**WHAT NEEDS TO BE DONE**
Please reproduce every one of the records below word for word, keeping each line unchanged.

**RECORDS SHOWN**
━━━━━━━━━━

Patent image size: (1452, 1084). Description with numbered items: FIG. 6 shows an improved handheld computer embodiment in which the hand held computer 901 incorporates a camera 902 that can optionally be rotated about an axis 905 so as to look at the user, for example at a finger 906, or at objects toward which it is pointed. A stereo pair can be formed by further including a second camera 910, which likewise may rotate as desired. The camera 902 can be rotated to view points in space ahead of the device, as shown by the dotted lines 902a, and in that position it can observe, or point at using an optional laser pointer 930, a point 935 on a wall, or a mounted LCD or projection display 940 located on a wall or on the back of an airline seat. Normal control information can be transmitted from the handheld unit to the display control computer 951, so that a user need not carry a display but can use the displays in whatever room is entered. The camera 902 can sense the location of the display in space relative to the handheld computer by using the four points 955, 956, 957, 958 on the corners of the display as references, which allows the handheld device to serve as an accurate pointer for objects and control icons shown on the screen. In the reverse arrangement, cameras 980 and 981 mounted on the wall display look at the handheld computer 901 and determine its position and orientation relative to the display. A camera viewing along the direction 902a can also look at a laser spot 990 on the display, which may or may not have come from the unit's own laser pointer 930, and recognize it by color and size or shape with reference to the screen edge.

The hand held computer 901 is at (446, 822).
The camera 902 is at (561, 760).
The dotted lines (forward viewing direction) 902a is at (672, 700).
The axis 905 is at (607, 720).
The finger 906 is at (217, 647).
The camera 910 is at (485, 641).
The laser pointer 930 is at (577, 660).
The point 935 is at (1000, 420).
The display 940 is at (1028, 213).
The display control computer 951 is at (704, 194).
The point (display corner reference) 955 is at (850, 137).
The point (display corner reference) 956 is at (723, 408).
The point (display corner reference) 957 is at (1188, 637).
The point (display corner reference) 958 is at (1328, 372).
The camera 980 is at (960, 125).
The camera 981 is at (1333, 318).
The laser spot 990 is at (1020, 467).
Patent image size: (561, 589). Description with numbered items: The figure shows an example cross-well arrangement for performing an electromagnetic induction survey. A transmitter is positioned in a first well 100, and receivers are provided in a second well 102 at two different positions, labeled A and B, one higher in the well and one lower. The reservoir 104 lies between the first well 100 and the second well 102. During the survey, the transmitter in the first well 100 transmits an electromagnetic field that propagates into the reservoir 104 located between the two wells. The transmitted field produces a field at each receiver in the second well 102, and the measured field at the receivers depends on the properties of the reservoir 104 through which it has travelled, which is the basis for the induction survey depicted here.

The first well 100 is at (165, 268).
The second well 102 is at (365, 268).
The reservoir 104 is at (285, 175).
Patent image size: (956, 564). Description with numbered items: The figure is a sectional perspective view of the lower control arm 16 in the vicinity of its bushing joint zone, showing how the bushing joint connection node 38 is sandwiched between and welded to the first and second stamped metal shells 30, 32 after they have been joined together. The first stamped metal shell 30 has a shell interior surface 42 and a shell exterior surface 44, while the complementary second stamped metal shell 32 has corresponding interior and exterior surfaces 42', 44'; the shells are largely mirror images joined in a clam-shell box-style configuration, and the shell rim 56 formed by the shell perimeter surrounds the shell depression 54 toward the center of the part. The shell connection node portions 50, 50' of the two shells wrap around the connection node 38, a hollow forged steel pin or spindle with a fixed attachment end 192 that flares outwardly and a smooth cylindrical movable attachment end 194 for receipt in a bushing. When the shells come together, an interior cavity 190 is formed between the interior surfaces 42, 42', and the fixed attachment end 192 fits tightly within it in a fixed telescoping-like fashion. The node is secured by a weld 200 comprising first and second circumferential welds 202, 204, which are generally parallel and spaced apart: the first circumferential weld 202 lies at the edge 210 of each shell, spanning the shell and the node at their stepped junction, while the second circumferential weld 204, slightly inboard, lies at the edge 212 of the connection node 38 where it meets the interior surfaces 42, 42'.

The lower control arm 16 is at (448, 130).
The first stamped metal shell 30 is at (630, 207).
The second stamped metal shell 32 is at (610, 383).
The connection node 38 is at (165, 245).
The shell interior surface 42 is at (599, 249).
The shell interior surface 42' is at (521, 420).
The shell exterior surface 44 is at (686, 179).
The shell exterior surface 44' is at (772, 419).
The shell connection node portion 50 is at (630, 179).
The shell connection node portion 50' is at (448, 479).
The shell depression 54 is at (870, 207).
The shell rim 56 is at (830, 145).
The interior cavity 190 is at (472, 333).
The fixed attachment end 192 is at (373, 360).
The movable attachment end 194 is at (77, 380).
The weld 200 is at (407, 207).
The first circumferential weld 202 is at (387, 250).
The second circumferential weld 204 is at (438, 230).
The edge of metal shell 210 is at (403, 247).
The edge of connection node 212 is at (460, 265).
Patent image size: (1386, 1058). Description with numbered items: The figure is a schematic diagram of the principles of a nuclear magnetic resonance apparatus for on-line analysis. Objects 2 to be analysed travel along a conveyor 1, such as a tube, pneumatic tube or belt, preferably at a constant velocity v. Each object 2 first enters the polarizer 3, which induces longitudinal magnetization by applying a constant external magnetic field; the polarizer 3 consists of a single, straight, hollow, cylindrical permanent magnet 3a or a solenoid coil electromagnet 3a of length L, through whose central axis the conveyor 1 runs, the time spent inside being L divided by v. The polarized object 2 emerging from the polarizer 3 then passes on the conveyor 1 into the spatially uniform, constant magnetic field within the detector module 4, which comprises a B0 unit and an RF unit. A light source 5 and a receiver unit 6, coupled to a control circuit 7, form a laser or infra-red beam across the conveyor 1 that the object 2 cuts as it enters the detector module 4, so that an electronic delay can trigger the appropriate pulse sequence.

━━━━━━━━━━

**ANSWER IN FULL**
Patent image size: (1452, 1084). Description with numbered items: FIG. 6 shows an improved handheld computer embodiment in which the hand held computer 901 incorporates a camera 902 that can optionally be rotated about an axis 905 so as to look at the user, for example at a finger 906, or at objects toward which it is pointed. A stereo pair can be formed by further including a second camera 910, which likewise may rotate as desired. The camera 902 can be rotated to view points in space ahead of the device, as shown by the dotted lines 902a, and in that position it can observe, or point at using an optional laser pointer 930, a point 935 on a wall, or a mounted LCD or projection display 940 located on a wall or on the back of an airline seat. Normal control information can be transmitted from the handheld unit to the display control computer 951, so that a user need not carry a display but can use the displays in whatever room is entered. The camera 902 can sense the location of the display in space relative to the handheld computer by using the four points 955, 956, 957, 958 on the corners of the display as references, which allows the handheld device to serve as an accurate pointer for objects and control icons shown on the screen. In the reverse arrangement, cameras 980 and 981 mounted on the wall display look at the handheld computer 901 and determine its position and orientation relative to the display. A camera viewing along the direction 902a can also look at a laser spot 990 on the display, which may or may not have come from the unit's own laser pointer 930, and recognize it by color and size or shape with reference to the screen edge.

The hand held computer 901 is at (446, 822).
The camera 902 is at (561, 760).
The dotted lines (forward viewing direction) 902a is at (672, 700).
The axis 905 is at (607, 720).
The finger 906 is at (217, 647).
The camera 910 is at (485, 641).
The laser pointer 930 is at (577, 660).
The point 935 is at (1000, 420).
The display 940 is at (1028, 213).
The display control computer 951 is at (704, 194).
The point (display corner reference) 955 is at (850, 137).
The point (display corner reference) 956 is at (723, 408).
The point (display corner reference) 957 is at (1188, 637).
The point (display corner reference) 958 is at (1328, 372).
The camera 980 is at (960, 125).
The camera 981 is at (1333, 318).
The laser spot 990 is at (1020, 467).
Patent image size: (561, 589). Description with numbered items: The figure shows an example cross-well arrangement for performing an electromagnetic induction survey. A transmitter is positioned in a first well 100, and receivers are provided in a second well 102 at two different positions, labeled A and B, one higher in the well and one lower. The reservoir 104 lies between the first well 100 and the second well 102. During the survey, the transmitter in the first well 100 transmits an electromagnetic field that propagates into the reservoir 104 located between the two wells. The transmitted field produces a field at each receiver in the second well 102, and the measured field at the receivers depends on the properties of the reservoir 104 through which it has travelled, which is the basis for the induction survey depicted here.

The first well 100 is at (165, 268).
The second well 102 is at (365, 268).
The reservoir 104 is at (285, 175).
Patent image size: (956, 564). Description with numbered items: The figure is a sectional perspective view of the lower control arm 16 in the vicinity of its bushing joint zone, showing how the bushing joint connection node 38 is sandwiched between and welded to the first and second stamped metal shells 30, 32 after they have been joined together. The first stamped metal shell 30 has a shell interior surface 42 and a shell exterior surface 44, while the complementary second stamped metal shell 32 has corresponding interior and exterior surfaces 42', 44'; the shells are largely mirror images joined in a clam-shell box-style configuration, and the shell rim 56 formed by the shell perimeter surrounds the shell depression 54 toward the center of the part. The shell connection node portions 50, 50' of the two shells wrap around the connection node 38, a hollow forged steel pin or spindle with a fixed attachment end 192 that flares outwardly and a smooth cylindrical movable attachment end 194 for receipt in a bushing. When the shells come together, an interior cavity 190 is formed between the interior surfaces 42, 42', and the fixed attachment end 192 fits tightly within it in a fixed telescoping-like fashion. The node is secured by a weld 200 comprising first and second circumferential welds 202, 204, which are generally parallel and spaced apart: the first circumferential weld 202 lies at the edge 210 of each shell, spanning the shell and the node at their stepped junction, while the second circumferential weld 204, slightly inboard, lies at the edge 212 of the connection node 38 where it meets the interior surfaces 42, 42'.

The lower control arm 16 is at (448, 130).
The first stamped metal shell 30 is at (630, 207).
The second stamped metal shell 32 is at (610, 383).
The connection node 38 is at (165, 245).
The shell interior surface 42 is at (599, 249).
The shell interior surface 42' is at (521, 420).
The shell exterior surface 44 is at (686, 179).
The shell exterior surface 44' is at (772, 419).
The shell connection node portion 50 is at (630, 179).
The shell connection node portion 50' is at (448, 479).
The shell depression 54 is at (870, 207).
The shell rim 56 is at (830, 145).
The interior cavity 190 is at (472, 333).
The fixed attachment end 192 is at (373, 360).
The movable attachment end 194 is at (77, 380).
The weld 200 is at (407, 207).
The first circumferential weld 202 is at (387, 250).
The second circumferential weld 204 is at (438, 230).
The edge of metal shell 210 is at (403, 247).
The edge of connection node 212 is at (460, 265).
Patent image size: (1386, 1058). Description with numbered items: The figure is a schematic diagram of the principles of a nuclear magnetic resonance apparatus for on-line analysis. Objects 2 to be analysed travel along a conveyor 1, such as a tube, pneumatic tube or belt, preferably at a constant velocity v. Each object 2 first enters the polarizer 3, which induces longitudinal magnetization by applying a constant external magnetic field; the polarizer 3 consists of a single, straight, hollow, cylindrical permanent magnet 3a or a solenoid coil electromagnet 3a of length L, through whose central axis the conveyor 1 runs, the time spent inside being L divided by v. The polarized object 2 emerging from the polarizer 3 then passes on the conveyor 1 into the spatially uniform, constant magnetic field within the detector module 4, which comprises a B0 unit and an RF unit. A light source 5 and a receiver unit 6, coupled to a control circuit 7, form a laser or infra-red beam across the conveyor 1 that the object 2 cuts as it enters the detector module 4, so that an electronic delay can trigger the appropriate pulse sequence.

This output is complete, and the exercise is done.